## The records
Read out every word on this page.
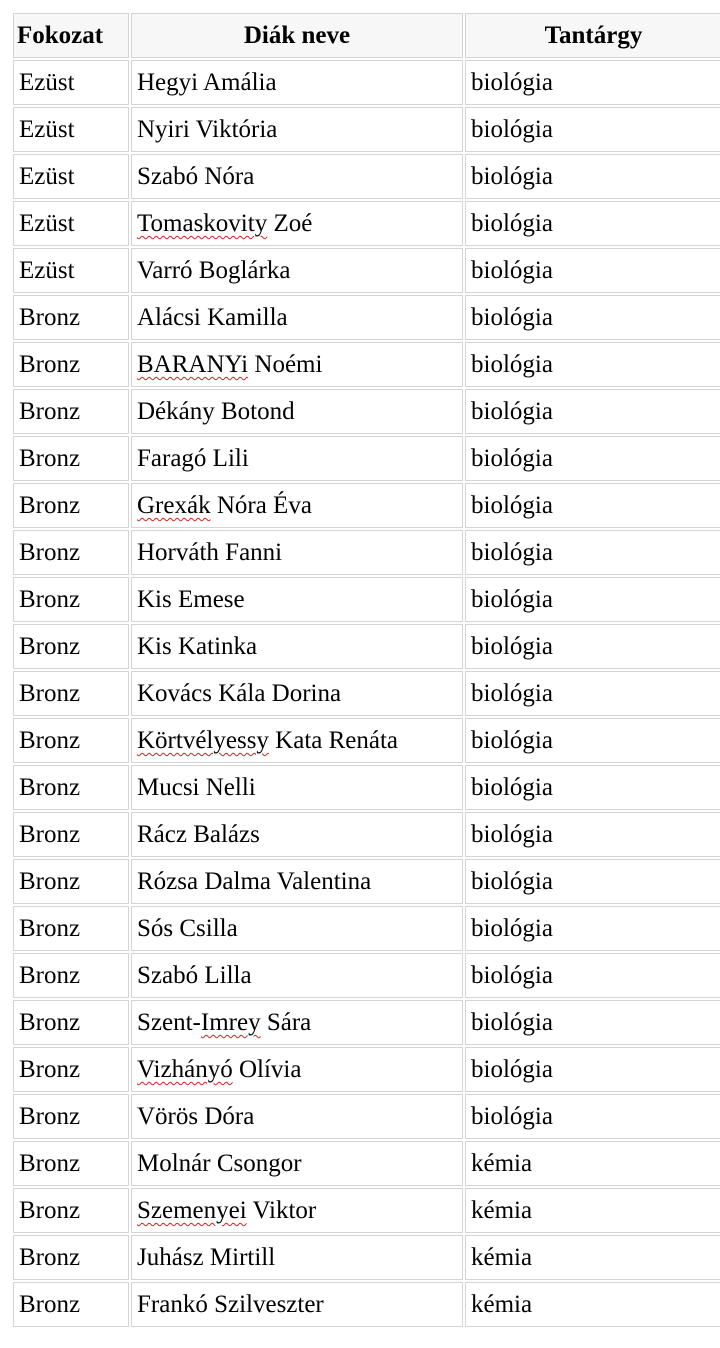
Fokozat	Diák neve	Tantárgy
Ezüst	Hegyi Amália	biológia
Ezüst	Nyiri Viktória	biológia
Ezüst	Szabó Nóra	biológia
Ezüst	Tomaskovity Zoé	biológia
Ezüst	Varró Boglárka	biológia
Bronz	Alácsi Kamilla	biológia
Bronz	BARANYi Noémi	biológia
Bronz	Dékány Botond	biológia
Bronz	Faragó Lili	biológia
Bronz	Grexák Nóra Éva	biológia
Bronz	Horváth Fanni	biológia
Bronz	Kis Emese	biológia
Bronz	Kis Katinka	biológia
Bronz	Kovács Kála Dorina	biológia
Bronz	Körtvélyessy Kata Renáta	biológia
Bronz	Mucsi Nelli	biológia
Bronz	Rácz Balázs	biológia
Bronz	Rózsa Dalma Valentina	biológia
Bronz	Sós Csilla	biológia
Bronz	Szabó Lilla	biológia
Bronz	Szent-Imrey Sára	biológia
Bronz	Vizhányó Olívia	biológia
Bronz	Vörös Dóra	biológia
Bronz	Molnár Csongor	kémia
Bronz	Szemenyei Viktor	kémia
Bronz	Juhász Mirtill	kémia
Bronz	Frankó Szilveszter	kémia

## What to do
Every line in the data that holds "Szabó" should be copied out.

## The solution
Ezüst	Szabó Nóra	biológia
Bronz	Szabó Lilla	biológia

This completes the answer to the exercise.